## start Input records

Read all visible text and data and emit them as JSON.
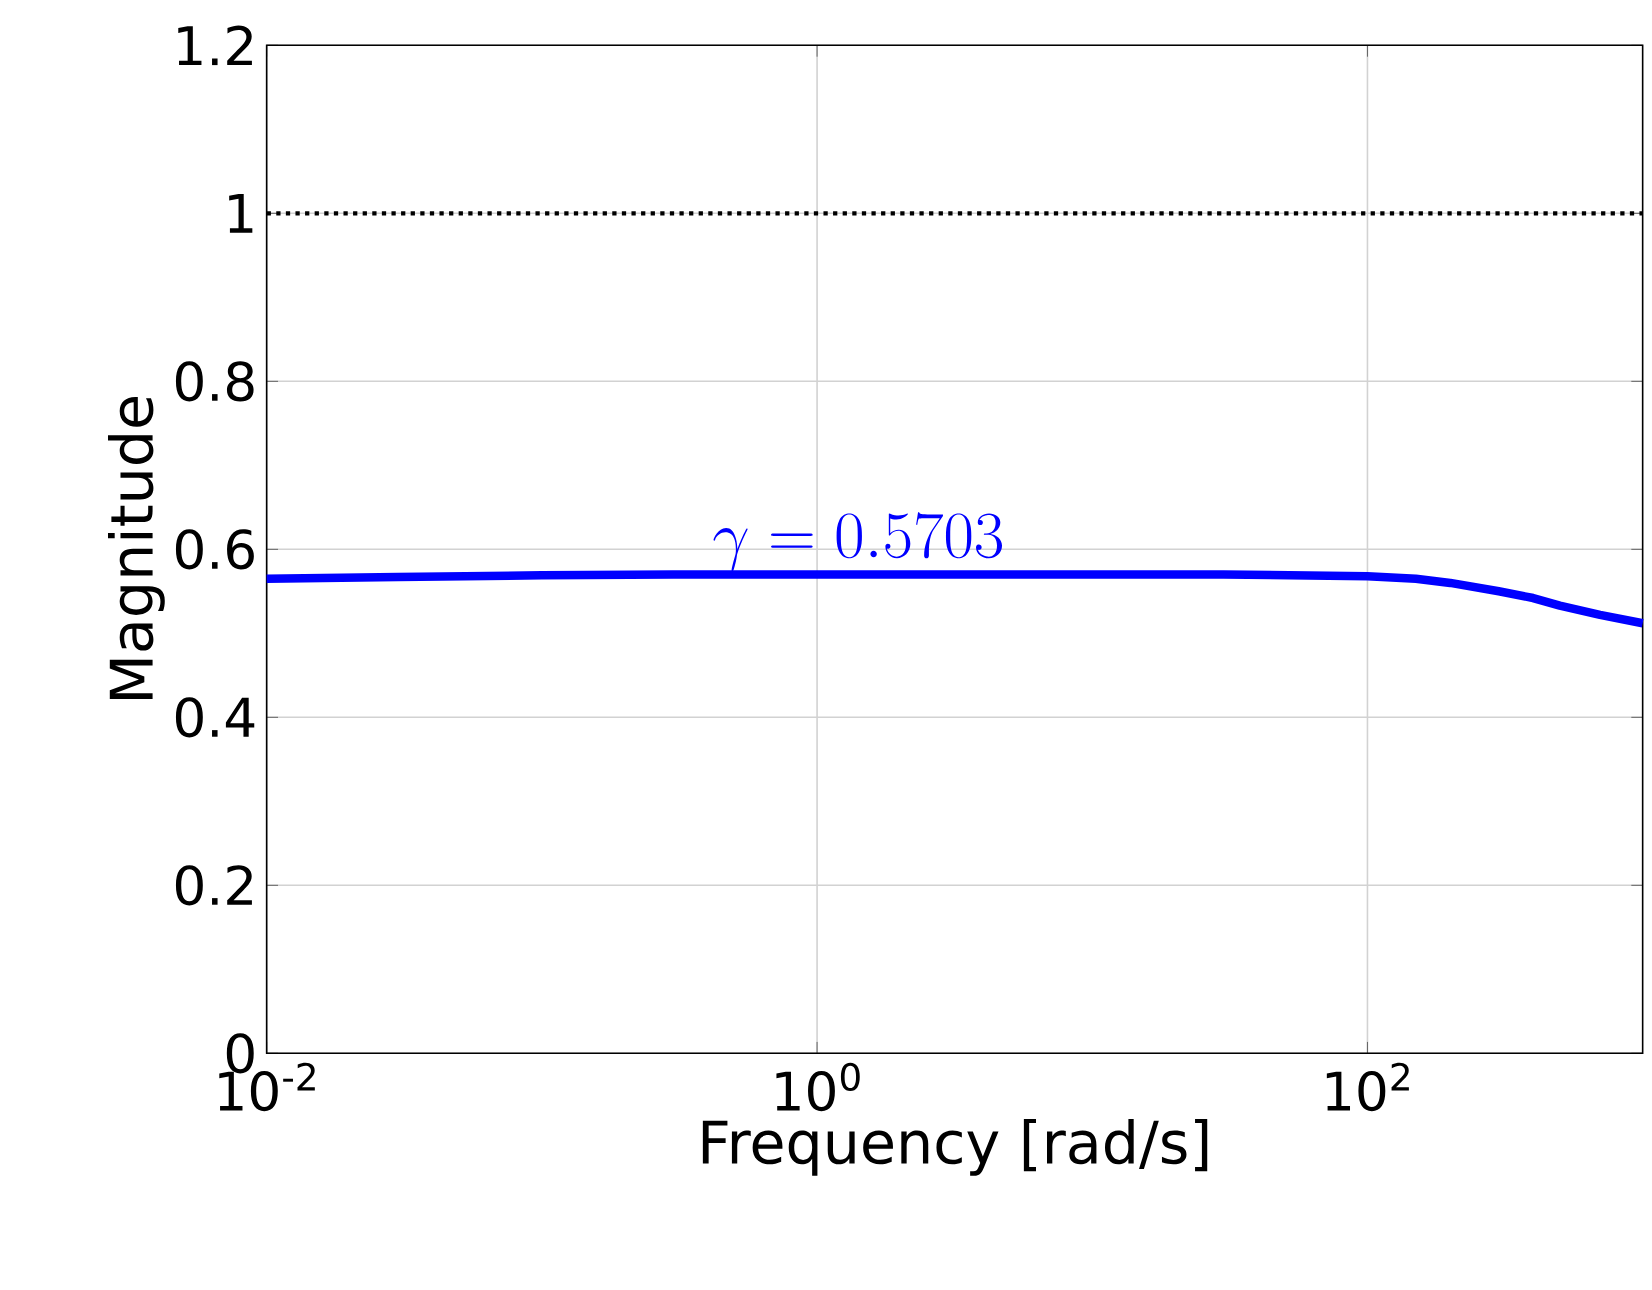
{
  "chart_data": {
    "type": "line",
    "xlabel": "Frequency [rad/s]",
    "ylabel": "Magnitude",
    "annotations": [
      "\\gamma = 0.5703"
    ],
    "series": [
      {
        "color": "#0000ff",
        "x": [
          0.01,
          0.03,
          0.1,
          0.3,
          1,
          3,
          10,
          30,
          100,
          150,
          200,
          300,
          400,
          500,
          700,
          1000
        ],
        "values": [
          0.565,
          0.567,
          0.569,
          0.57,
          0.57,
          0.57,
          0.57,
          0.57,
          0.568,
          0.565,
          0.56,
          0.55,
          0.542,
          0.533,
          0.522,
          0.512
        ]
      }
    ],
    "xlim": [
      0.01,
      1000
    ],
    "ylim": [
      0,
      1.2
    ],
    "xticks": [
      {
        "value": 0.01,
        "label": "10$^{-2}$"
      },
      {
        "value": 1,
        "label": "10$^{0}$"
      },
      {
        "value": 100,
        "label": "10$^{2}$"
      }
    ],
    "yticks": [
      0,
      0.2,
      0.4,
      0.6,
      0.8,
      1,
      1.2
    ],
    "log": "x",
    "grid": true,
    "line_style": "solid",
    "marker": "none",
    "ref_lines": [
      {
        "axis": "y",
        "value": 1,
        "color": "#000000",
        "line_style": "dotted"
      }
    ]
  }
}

## end Input records

What the task requires: Repeat the listing above exactly, with no pictures.

Final answer:
Read all visible text and data and emit them as JSON.
{
  "chart_data": {
    "type": "line",
    "xlabel": "Frequency [rad/s]",
    "ylabel": "Magnitude",
    "annotations": [
      "\\gamma = 0.5703"
    ],
    "series": [
      {
        "color": "#0000ff",
        "x": [
          0.01,
          0.03,
          0.1,
          0.3,
          1,
          3,
          10,
          30,
          100,
          150,
          200,
          300,
          400,
          500,
          700,
          1000
        ],
        "values": [
          0.565,
          0.567,
          0.569,
          0.57,
          0.57,
          0.57,
          0.57,
          0.57,
          0.568,
          0.565,
          0.56,
          0.55,
          0.542,
          0.533,
          0.522,
          0.512
        ]
      }
    ],
    "xlim": [
      0.01,
      1000
    ],
    "ylim": [
      0,
      1.2
    ],
    "xticks": [
      {
        "value": 0.01,
        "label": "10$^{-2}$"
      },
      {
        "value": 1,
        "label": "10$^{0}$"
      },
      {
        "value": 100,
        "label": "10$^{2}$"
      }
    ],
    "yticks": [
      0,
      0.2,
      0.4,
      0.6,
      0.8,
      1,
      1.2
    ],
    "log": "x",
    "grid": true,
    "line_style": "solid",
    "marker": "none",
    "ref_lines": [
      {
        "axis": "y",
        "value": 1,
        "color": "#000000",
        "line_style": "dotted"
      }
    ]
  }
}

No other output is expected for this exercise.